[Stored data]
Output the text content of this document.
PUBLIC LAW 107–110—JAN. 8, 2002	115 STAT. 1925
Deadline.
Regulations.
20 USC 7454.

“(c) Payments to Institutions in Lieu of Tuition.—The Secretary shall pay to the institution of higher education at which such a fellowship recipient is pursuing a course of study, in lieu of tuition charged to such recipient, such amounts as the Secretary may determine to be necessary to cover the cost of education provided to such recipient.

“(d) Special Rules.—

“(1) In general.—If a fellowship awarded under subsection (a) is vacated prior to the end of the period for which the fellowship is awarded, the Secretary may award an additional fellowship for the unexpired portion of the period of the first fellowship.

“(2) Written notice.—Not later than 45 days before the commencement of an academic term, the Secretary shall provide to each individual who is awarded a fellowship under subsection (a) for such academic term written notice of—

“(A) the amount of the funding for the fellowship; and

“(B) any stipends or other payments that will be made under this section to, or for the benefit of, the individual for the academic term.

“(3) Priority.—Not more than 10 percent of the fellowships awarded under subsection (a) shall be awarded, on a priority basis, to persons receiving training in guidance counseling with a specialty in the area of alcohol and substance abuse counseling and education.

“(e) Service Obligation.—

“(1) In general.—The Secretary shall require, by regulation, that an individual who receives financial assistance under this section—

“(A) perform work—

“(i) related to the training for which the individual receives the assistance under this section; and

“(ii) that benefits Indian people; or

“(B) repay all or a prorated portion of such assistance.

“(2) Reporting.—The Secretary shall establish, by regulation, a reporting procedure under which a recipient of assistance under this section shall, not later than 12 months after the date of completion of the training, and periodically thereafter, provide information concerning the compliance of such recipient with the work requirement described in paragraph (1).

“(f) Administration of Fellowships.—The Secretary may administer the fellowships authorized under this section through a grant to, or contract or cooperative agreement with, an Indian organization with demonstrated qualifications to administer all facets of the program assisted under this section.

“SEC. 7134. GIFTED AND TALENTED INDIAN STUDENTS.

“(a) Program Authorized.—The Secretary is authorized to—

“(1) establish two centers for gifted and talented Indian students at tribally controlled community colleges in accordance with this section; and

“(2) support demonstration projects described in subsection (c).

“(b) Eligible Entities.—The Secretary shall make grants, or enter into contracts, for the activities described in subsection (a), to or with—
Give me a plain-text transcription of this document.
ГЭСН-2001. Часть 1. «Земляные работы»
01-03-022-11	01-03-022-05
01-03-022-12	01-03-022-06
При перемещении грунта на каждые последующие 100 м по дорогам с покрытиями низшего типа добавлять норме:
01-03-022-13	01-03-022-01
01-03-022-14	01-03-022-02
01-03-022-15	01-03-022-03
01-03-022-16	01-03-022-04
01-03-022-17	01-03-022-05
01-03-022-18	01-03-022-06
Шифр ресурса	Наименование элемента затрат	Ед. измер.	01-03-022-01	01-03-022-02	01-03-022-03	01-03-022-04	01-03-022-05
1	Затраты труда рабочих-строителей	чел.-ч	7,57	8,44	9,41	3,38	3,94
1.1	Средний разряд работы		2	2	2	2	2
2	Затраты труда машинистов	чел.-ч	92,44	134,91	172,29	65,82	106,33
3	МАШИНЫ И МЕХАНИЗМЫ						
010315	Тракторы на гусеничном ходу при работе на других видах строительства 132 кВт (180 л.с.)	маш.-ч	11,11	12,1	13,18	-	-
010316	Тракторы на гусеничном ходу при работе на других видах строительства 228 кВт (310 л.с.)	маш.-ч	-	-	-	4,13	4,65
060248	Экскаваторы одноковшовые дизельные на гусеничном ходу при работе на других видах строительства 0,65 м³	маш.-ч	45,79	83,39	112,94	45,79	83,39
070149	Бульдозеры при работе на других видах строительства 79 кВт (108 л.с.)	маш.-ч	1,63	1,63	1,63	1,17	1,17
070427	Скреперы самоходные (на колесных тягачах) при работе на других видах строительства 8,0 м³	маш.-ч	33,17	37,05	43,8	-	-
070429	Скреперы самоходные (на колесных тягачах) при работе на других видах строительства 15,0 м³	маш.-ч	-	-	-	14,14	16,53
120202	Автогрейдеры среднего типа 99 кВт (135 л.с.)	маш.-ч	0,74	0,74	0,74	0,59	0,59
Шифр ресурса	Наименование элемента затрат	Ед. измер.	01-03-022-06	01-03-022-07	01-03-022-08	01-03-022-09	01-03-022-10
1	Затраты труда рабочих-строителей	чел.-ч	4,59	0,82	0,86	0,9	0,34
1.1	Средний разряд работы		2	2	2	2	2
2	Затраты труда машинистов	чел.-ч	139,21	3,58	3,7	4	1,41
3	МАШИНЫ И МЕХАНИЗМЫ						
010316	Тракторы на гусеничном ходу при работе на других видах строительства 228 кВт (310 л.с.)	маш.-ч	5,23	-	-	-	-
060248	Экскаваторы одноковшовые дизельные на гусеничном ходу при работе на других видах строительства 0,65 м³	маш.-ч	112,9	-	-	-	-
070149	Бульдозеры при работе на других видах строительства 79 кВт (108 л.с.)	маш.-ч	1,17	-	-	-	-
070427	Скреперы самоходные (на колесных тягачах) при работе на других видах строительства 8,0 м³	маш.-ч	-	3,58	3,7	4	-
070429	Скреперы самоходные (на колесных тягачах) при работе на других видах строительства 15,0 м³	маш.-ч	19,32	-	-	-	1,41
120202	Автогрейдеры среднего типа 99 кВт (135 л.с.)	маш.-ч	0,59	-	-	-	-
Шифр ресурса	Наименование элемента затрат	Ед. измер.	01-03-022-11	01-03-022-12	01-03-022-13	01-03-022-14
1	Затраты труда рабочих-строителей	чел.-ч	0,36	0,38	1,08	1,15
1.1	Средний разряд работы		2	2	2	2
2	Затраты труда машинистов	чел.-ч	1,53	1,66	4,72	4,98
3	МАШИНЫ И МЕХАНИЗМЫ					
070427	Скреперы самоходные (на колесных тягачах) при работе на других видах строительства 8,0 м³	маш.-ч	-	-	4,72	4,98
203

=== Short exercise ===
Search the listing for the word "work". Copy every line in which it occurs.

=== Task response ===
“(A) perform work—
“(2) Reporting.—The Secretary shall establish, by regulation, a reporting procedure under which a recipient of assistance under this section shall, not later than 12 months after the date of completion of the training, and periodically thereafter, provide information concerning the compliance of such recipient with the work requirement described in paragraph (1).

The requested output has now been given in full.